REQUIREMENTS: Reproduce each line bearing the word "Communauté".

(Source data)

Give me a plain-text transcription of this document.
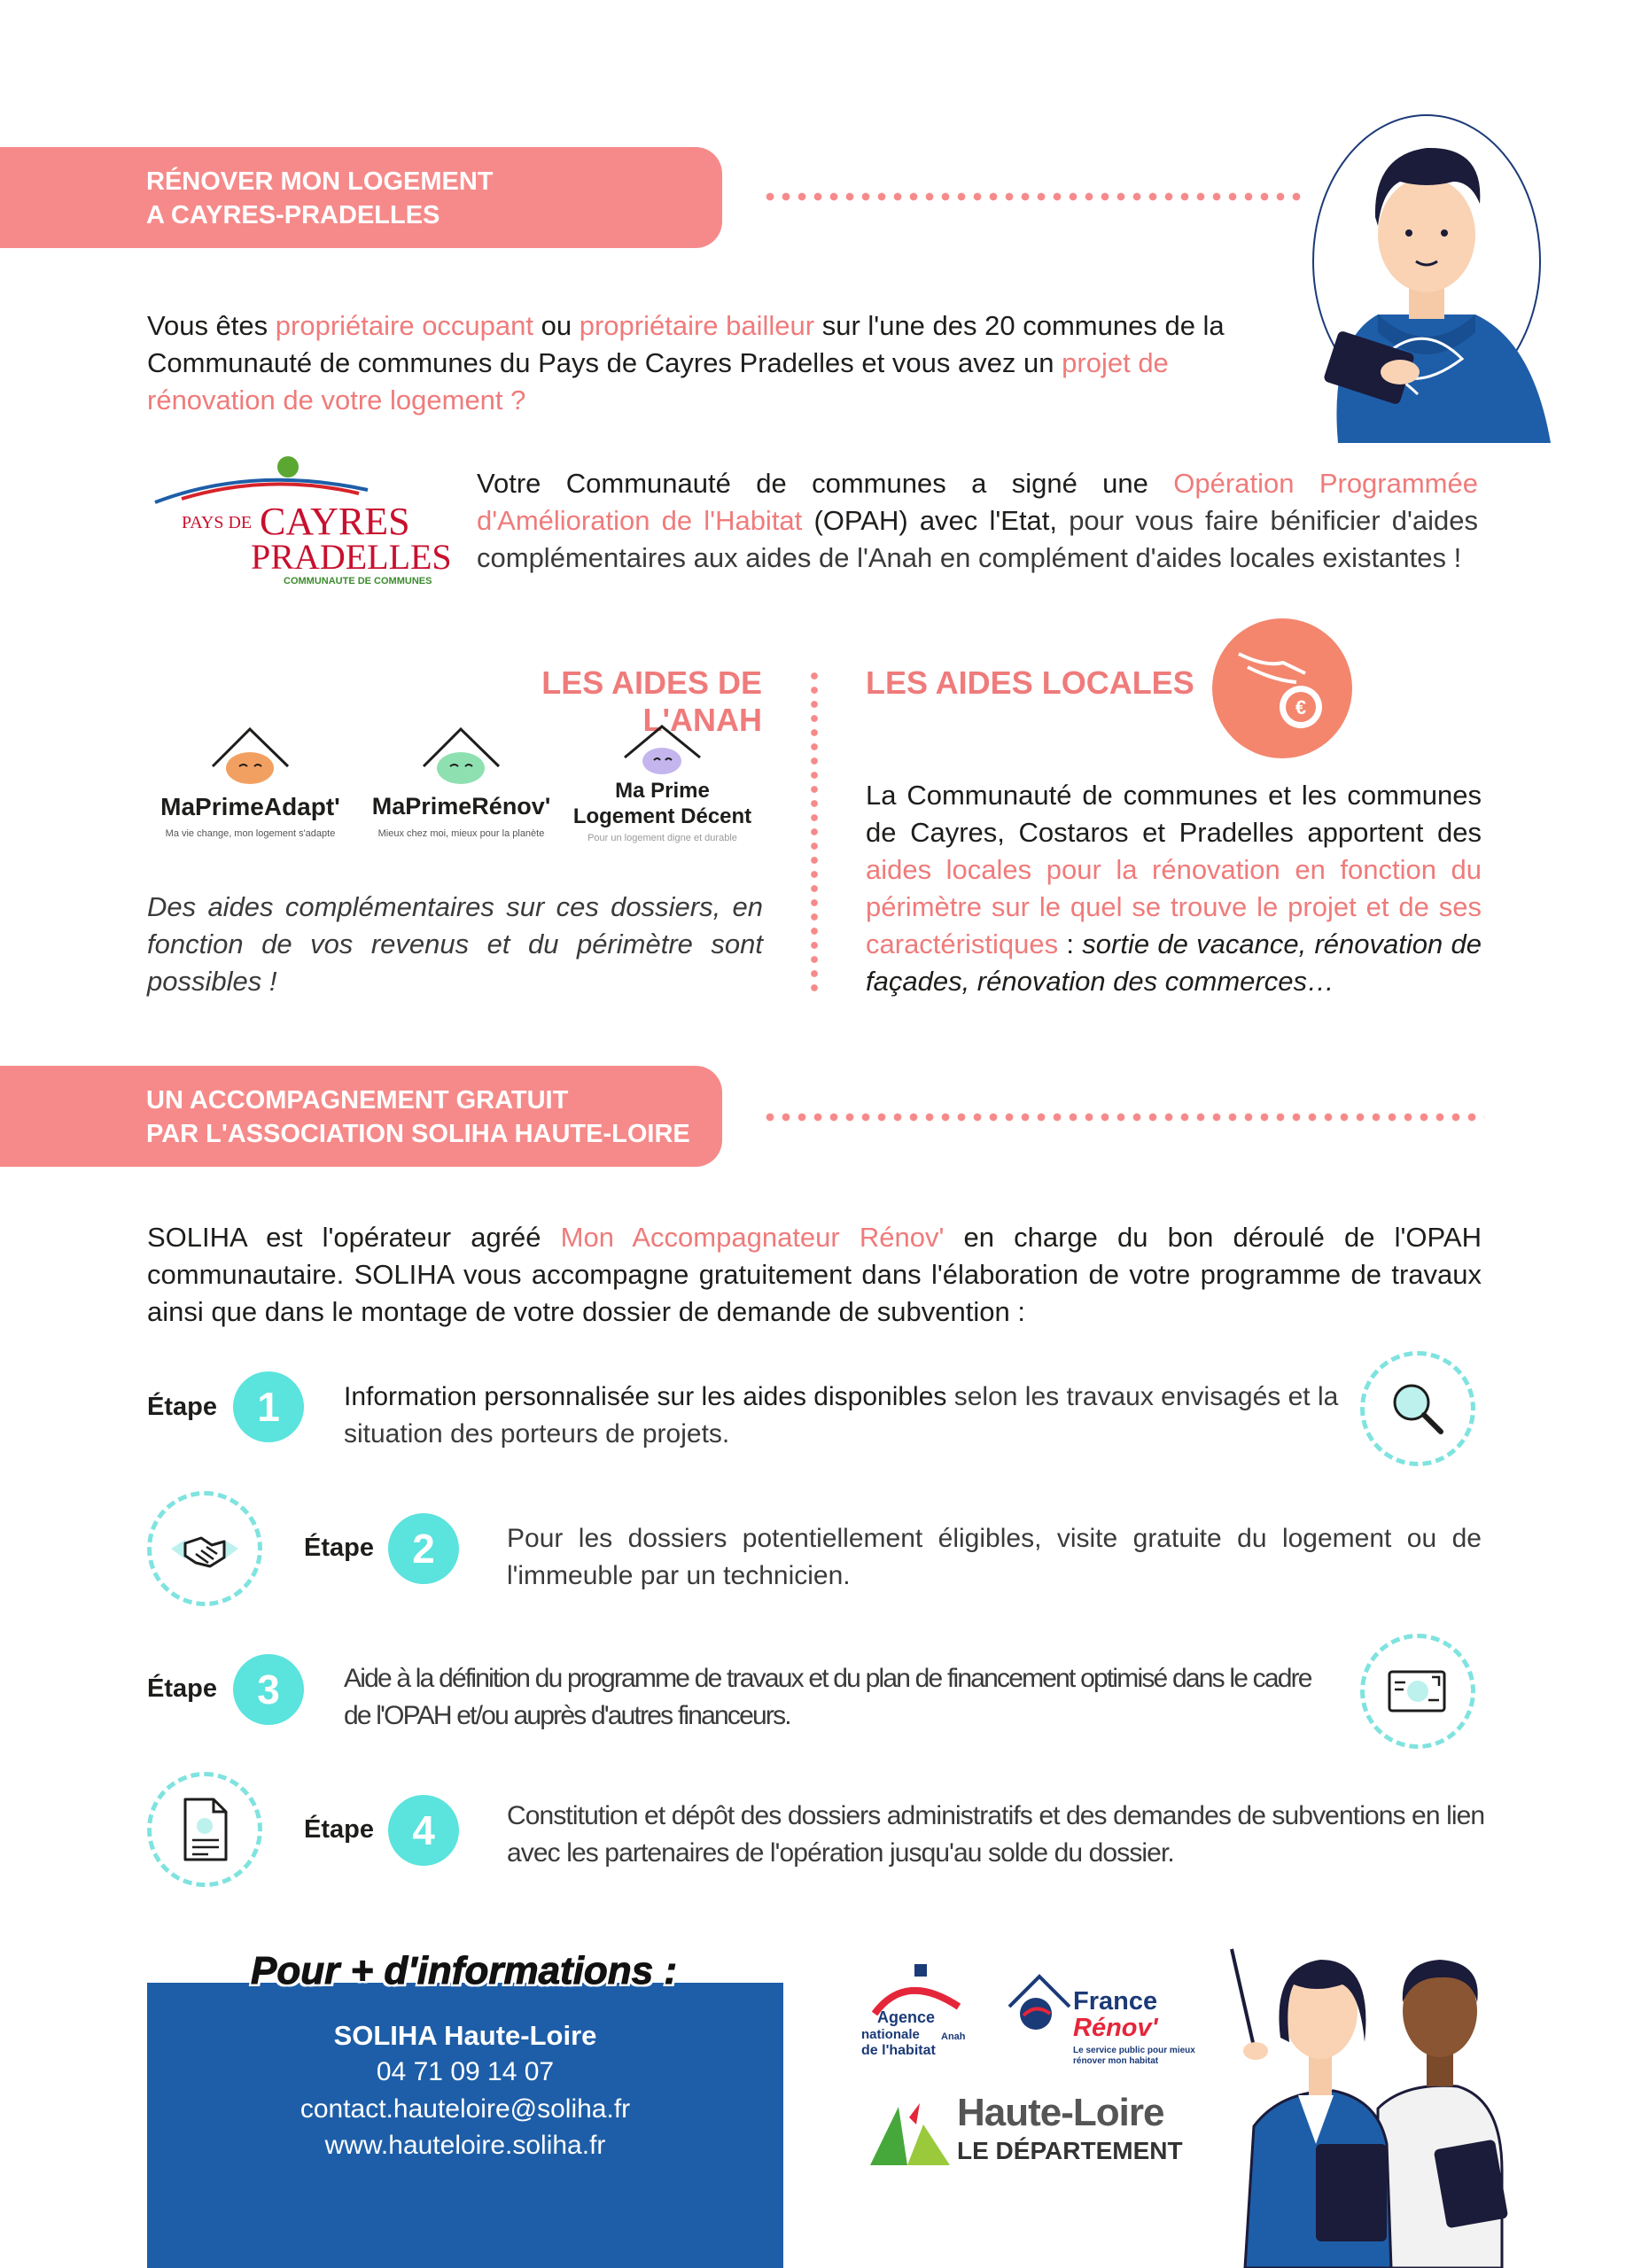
RÉNOVER MON LOGEMENT
A CAYRES-PRADELLES
Vous êtes propriétaire occupant ou propriétaire bailleur sur l'une des 20 communes de la Communauté de communes du Pays de Cayres Pradelles et vous avez un projet de rénovation de votre logement ?
PAYS DE CAYRES
PRADELLES
COMMUNAUTE DE COMMUNES
Votre Communauté de communes a signé une Opération Programmée d'Amélioration de l'Habitat (OPAH) avec l'Etat, pour vous faire bénificier d'aides complémentaires aux aides de l'Anah en complément d'aides locales existantes !
LES AIDES DE L'ANAH
MaPrimeAdapt'
Ma vie change, mon logement s'adapte
MaPrimeRénov'
Mieux chez moi, mieux pour la planète
Ma Prime
Logement Décent
Pour un logement digne et durable
Des aides complémentaires sur ces dossiers, en fonction de vos revenus et du périmètre sont possibles !
LES AIDES LOCALES
€
La Communauté de communes et les communes de Cayres, Costaros et Pradelles apportent des aides locales pour la rénovation en fonction du périmètre sur le quel se trouve le projet et de ses caractéristiques : sortie de vacance, rénovation de façades, rénovation des commerces…
UN ACCOMPAGNEMENT GRATUIT
PAR L'ASSOCIATION SOLIHA HAUTE-LOIRE
SOLIHA est l'opérateur agréé Mon Accompagnateur Rénov' en charge du bon déroulé de l'OPAH communautaire. SOLIHA vous accompagne gratuitement dans l'élaboration de votre programme de travaux ainsi que dans le montage de votre dossier de demande de subvention :
Étape 1	Information personnalisée sur les aides disponibles selon les travaux envisagés et la situation des porteurs de projets.
Étape 2	Pour les dossiers potentiellement éligibles, visite gratuite du logement ou de l'immeuble par un technicien.
Étape 3	Aide à la définition du programme de travaux et du plan de financement optimisé dans le cadre de l'OPAH et/ou auprès d'autres financeurs.
Étape 4	Constitution et dépôt des dossiers administratifs et des demandes de subventions en lien avec les partenaires de l'opération jusqu'au solde du dossier.
Pour + d'informations :
SOLIHA Haute-Loire
04 71 09 14 07
contact.hauteloire@soliha.fr
www.hauteloire.soliha.fr
Agence
nationale Anah
de l'habitat
France
Rénov'
Le service public pour mieux rénover mon habitat
Haute-Loire
LE DÉPARTEMENT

SOLUTION:
Vous êtes propriétaire occupant ou propriétaire bailleur sur l'une des 20 communes de la Communauté de communes du Pays de Cayres Pradelles et vous avez un projet de rénovation de votre logement ?
Votre Communauté de communes a signé une Opération Programmée d'Amélioration de l'Habitat (OPAH) avec l'Etat, pour vous faire bénificier d'aides complémentaires aux aides de l'Anah en complément d'aides locales existantes !
La Communauté de communes et les communes de Cayres, Costaros et Pradelles apportent des aides locales pour la rénovation en fonction du périmètre sur le quel se trouve le projet et de ses caractéristiques : sortie de vacance, rénovation de façades, rénovation des commerces…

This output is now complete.